STATED EXERCISE
Copy the lines of the records word for word, starting at the beginning of the records and ending at the line that contains "1434, 203, 1455]".

Data records
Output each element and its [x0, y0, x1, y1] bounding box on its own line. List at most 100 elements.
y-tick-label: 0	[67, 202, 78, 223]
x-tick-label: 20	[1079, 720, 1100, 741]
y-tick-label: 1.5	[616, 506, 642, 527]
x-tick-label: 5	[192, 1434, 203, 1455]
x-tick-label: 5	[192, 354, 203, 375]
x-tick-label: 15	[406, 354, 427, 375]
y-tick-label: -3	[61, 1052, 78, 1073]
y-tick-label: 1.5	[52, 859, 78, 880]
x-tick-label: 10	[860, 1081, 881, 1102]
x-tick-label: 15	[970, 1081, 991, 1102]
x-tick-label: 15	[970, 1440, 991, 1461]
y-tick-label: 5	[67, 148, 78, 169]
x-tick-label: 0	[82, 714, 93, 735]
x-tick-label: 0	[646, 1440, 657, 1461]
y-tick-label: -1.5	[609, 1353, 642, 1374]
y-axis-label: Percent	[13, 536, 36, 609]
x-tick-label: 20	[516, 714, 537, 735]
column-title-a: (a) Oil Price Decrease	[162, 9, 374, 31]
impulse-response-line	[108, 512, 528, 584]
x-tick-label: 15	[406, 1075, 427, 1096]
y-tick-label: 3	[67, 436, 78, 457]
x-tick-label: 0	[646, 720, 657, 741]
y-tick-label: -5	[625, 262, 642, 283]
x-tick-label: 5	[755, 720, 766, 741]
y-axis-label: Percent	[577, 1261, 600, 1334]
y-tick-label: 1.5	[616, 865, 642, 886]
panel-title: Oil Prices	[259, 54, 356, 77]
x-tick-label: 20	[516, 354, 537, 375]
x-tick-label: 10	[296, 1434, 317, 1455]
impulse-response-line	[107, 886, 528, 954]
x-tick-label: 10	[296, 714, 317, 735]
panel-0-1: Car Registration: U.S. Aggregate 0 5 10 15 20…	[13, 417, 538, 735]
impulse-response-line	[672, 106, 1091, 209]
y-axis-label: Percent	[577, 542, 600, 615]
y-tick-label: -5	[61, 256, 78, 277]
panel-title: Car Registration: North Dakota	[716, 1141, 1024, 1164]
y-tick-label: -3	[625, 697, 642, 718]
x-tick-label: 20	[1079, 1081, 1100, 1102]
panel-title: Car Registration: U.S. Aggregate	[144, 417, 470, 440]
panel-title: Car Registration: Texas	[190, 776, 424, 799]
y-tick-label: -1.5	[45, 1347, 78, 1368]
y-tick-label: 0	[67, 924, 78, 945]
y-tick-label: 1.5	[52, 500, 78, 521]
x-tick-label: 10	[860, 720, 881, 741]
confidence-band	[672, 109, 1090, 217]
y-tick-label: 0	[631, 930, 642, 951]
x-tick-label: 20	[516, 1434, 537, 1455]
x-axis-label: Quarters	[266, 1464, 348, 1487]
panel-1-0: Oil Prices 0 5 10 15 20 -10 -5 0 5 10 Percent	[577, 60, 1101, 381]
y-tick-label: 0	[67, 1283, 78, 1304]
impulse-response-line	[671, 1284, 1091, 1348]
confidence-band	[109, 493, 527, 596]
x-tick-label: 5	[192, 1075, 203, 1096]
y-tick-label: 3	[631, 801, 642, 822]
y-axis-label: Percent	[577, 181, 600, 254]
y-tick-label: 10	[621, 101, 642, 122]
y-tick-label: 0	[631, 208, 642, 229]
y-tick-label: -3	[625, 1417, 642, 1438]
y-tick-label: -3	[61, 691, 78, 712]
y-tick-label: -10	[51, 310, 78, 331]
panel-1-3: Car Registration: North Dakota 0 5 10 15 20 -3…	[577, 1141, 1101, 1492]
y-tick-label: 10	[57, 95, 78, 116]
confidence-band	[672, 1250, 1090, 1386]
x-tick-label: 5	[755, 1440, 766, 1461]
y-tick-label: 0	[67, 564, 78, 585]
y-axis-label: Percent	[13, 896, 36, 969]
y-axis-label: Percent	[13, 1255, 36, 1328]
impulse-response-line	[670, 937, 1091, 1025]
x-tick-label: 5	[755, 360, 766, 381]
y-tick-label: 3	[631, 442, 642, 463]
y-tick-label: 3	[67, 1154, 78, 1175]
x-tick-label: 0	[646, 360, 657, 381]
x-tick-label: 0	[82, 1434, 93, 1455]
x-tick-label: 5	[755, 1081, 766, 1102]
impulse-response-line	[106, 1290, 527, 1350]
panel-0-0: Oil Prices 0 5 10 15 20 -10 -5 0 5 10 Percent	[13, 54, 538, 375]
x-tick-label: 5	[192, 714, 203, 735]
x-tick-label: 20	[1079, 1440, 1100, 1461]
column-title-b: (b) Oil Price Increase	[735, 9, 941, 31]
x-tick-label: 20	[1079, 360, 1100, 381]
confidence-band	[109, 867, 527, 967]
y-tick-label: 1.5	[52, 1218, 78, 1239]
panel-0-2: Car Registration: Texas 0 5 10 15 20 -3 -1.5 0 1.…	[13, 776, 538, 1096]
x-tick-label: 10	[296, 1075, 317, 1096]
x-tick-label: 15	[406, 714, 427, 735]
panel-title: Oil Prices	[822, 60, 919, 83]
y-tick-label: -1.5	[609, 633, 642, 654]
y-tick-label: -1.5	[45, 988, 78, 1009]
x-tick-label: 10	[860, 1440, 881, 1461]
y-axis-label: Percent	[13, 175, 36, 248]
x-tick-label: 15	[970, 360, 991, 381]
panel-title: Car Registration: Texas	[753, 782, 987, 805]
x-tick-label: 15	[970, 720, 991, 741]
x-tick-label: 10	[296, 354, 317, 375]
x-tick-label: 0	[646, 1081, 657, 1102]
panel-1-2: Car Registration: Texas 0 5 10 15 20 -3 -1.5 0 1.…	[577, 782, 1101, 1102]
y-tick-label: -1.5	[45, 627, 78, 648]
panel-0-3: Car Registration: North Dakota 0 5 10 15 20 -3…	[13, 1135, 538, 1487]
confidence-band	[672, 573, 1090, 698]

ANSWER TO THIS TASK
Output each element and its [x0, y0, x1, y1] bounding box on its own line. List at most 100 elements.
y-tick-label: 0	[67, 202, 78, 223]
x-tick-label: 20	[1079, 720, 1100, 741]
y-tick-label: 1.5	[616, 506, 642, 527]
x-tick-label: 5	[192, 1434, 203, 1455]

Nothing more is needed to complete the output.